_DESCRIPTION OF THE TASK_: Provide the number of lines where the word "NaOH" occurs, and no other text.

----

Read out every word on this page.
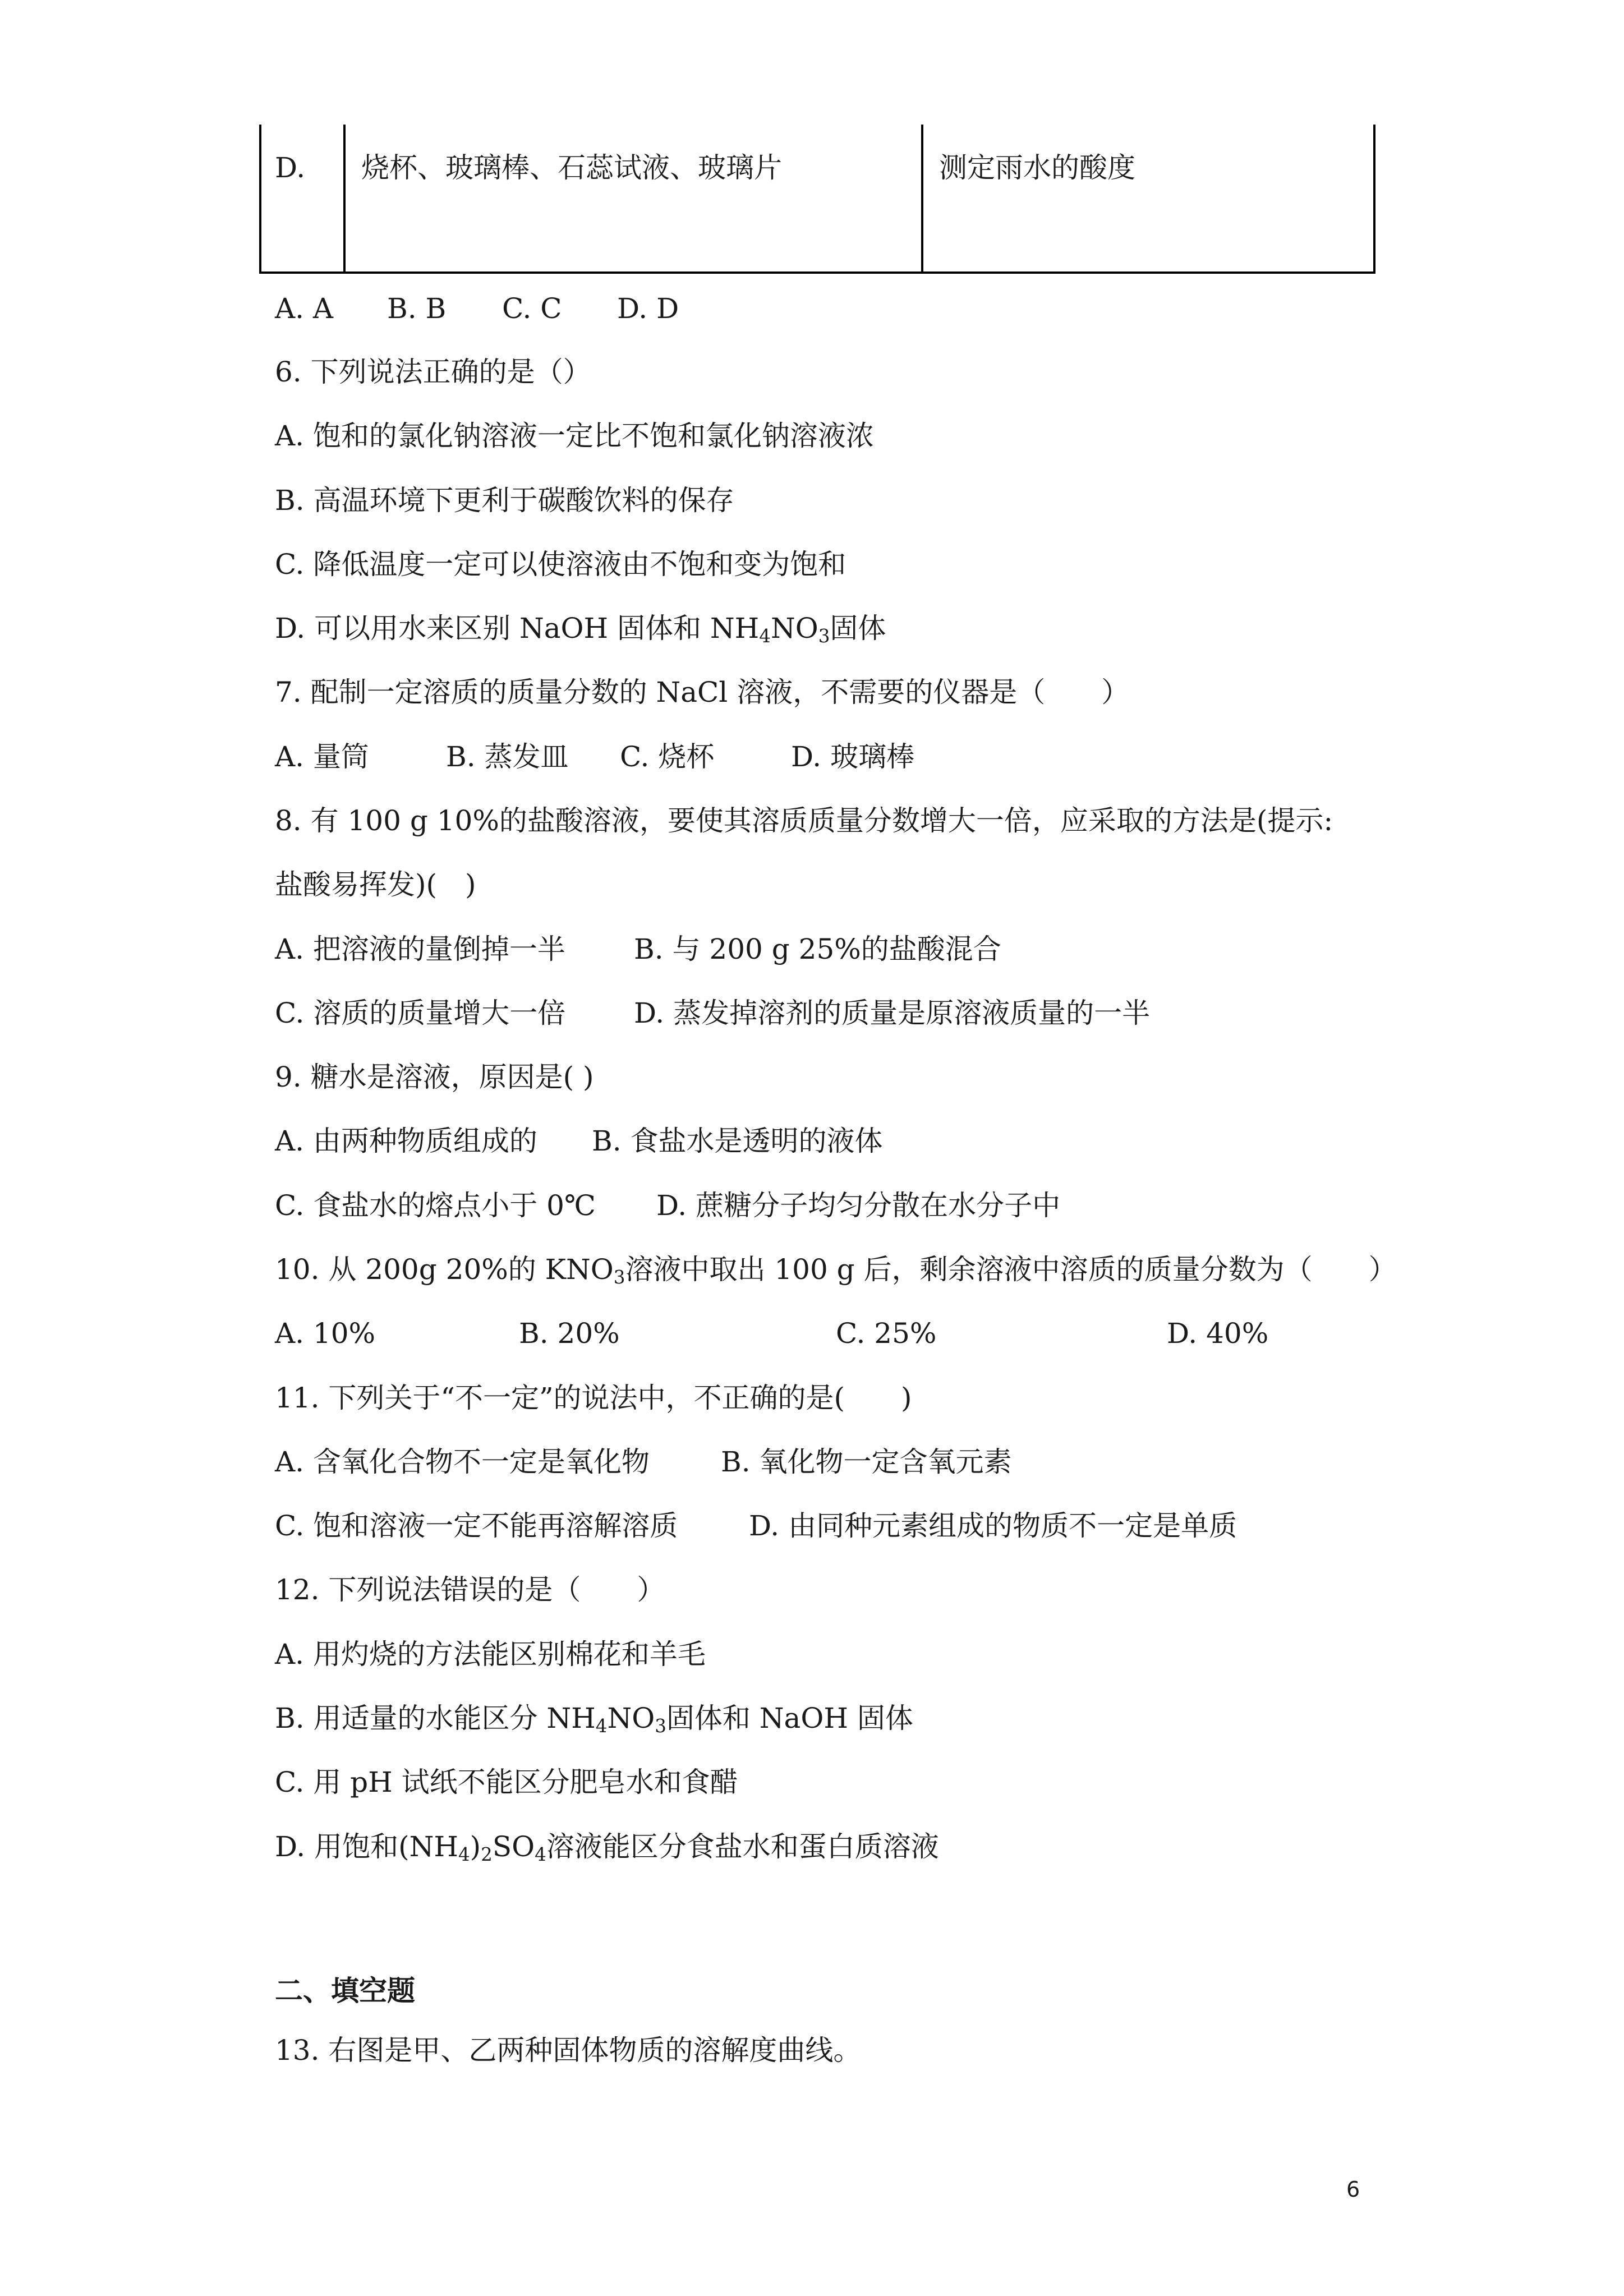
D. 烧杯、玻璃棒、石蕊试液、玻璃片	测定雨水的酸度
A. A B. B C. C D. D
6. 下列说法正确的是（）
A. 饱和的氯化钠溶液一定比不饱和氯化钠溶液浓
B. 高温环境下更利于碳酸饮料的保存
C. 降低温度一定可以使溶液由不饱和变为饱和
D. 可以用水来区别 NaOH 固体和 $NH_4NO_3$固体
7. 配制一定溶质的质量分数的 NaCl 溶液，不需要的仪器是（　　）
A. 量筒	B. 蒸发皿 C. 烧杯	D. 玻璃棒
8. 有 100 g 10%的盐酸溶液，要使其溶质质量分数增大一倍，应采取的方法是(提示:
盐酸易挥发)(　)
A. 把溶液的量倒掉一半 B. 与 200 g 25%的盐酸混合
C. 溶质的质量增大一倍 D. 蒸发掉溶剂的质量是原溶液质量的一半
9. 糖水是溶液，原因是( )
A. 由两种物质组成的 B. 食盐水是透明的液体
C. 食盐水的熔点小于 0℃ D. 蔗糖分子均匀分散在水分子中
10. 从 200g 20%的 $KNO_3$溶液中取出 100 g 后，剩余溶液中溶质的质量分数为（　　）
A. 10%	B. 20%	C. 25%	D. 40%
11. 下列关于“不一定”的说法中，不正确的是(　　)
A. 含氧化合物不一定是氧化物	B. 氧化物一定含氧元素
C. 饱和溶液一定不能再溶解溶质	D. 由同种元素组成的物质不一定是单质
12. 下列说法错误的是（　　）
A. 用灼烧的方法能区别棉花和羊毛
B. 用适量的水能区分 $NH_4NO_3$固体和 NaOH 固体
C. 用 pH 试纸不能区分肥皂水和食醋
D. 用饱和$(NH_4)_2SO_4$溶液能区分食盐水和蛋白质溶液
二、填空题
13. 右图是甲、乙两种固体物质的溶解度曲线。
6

----

_WRITTEN ANSWER_: 2